Go through the data below. List every line that holds the word "screenshot".

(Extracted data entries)
........

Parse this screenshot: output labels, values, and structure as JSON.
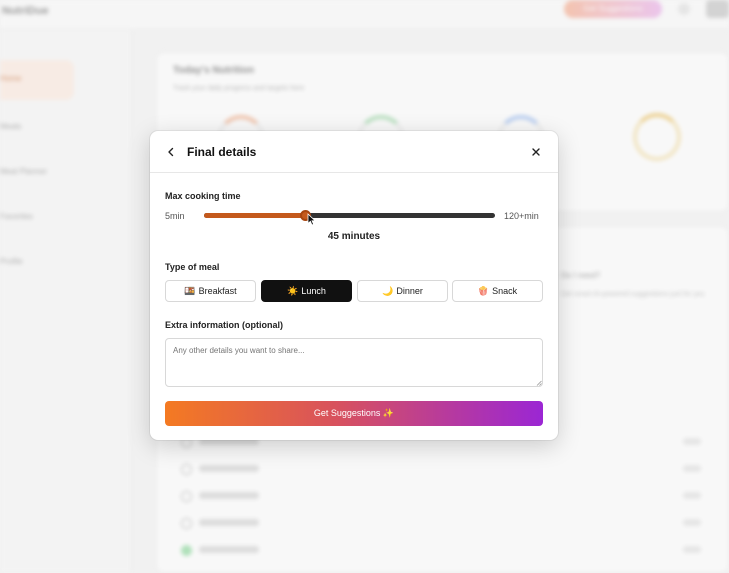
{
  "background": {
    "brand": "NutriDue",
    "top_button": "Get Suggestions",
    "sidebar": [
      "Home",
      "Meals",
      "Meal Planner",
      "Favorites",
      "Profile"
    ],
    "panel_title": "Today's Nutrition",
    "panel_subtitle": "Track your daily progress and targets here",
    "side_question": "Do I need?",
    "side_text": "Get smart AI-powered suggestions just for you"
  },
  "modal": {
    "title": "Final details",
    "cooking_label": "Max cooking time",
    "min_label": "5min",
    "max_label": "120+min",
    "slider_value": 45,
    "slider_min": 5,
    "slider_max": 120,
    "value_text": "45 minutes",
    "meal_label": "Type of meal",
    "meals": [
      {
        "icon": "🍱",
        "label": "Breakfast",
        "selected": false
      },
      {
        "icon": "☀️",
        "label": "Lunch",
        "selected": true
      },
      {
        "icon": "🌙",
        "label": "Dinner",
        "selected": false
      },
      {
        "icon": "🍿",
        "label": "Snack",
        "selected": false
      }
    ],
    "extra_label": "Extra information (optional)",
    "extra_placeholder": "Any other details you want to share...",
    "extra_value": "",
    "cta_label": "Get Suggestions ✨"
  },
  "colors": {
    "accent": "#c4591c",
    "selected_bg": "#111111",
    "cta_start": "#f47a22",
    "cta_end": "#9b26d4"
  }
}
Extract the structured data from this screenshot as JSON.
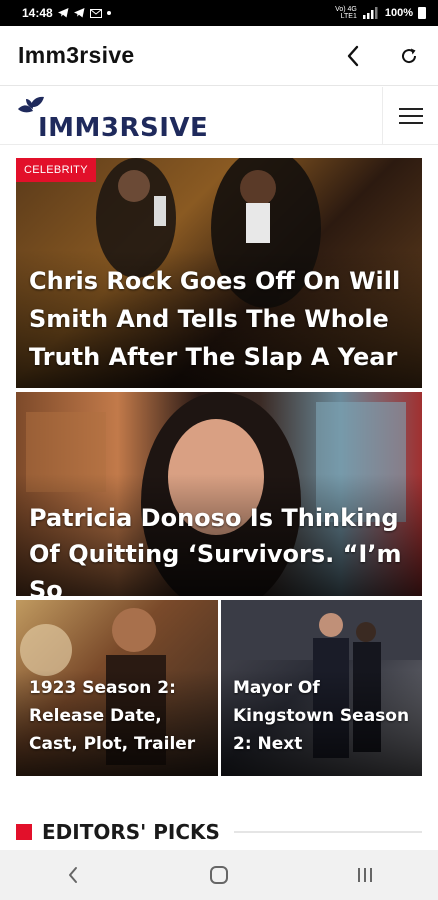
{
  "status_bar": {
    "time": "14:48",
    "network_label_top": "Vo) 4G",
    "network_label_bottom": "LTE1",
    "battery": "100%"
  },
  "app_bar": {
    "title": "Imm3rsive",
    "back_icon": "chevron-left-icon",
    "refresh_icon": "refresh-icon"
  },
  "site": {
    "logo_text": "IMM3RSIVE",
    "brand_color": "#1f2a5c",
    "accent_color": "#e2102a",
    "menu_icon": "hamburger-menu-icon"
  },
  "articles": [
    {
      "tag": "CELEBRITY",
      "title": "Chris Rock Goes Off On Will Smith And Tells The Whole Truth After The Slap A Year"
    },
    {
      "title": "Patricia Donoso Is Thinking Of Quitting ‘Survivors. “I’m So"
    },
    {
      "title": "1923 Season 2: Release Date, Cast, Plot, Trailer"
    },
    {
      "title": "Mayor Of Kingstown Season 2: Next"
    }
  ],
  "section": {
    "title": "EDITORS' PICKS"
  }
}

........

#### [Solution for this problem]
Parse this screenshot: output labels, values, and structure as JSON.
Extract the structured data from this screenshot as JSON.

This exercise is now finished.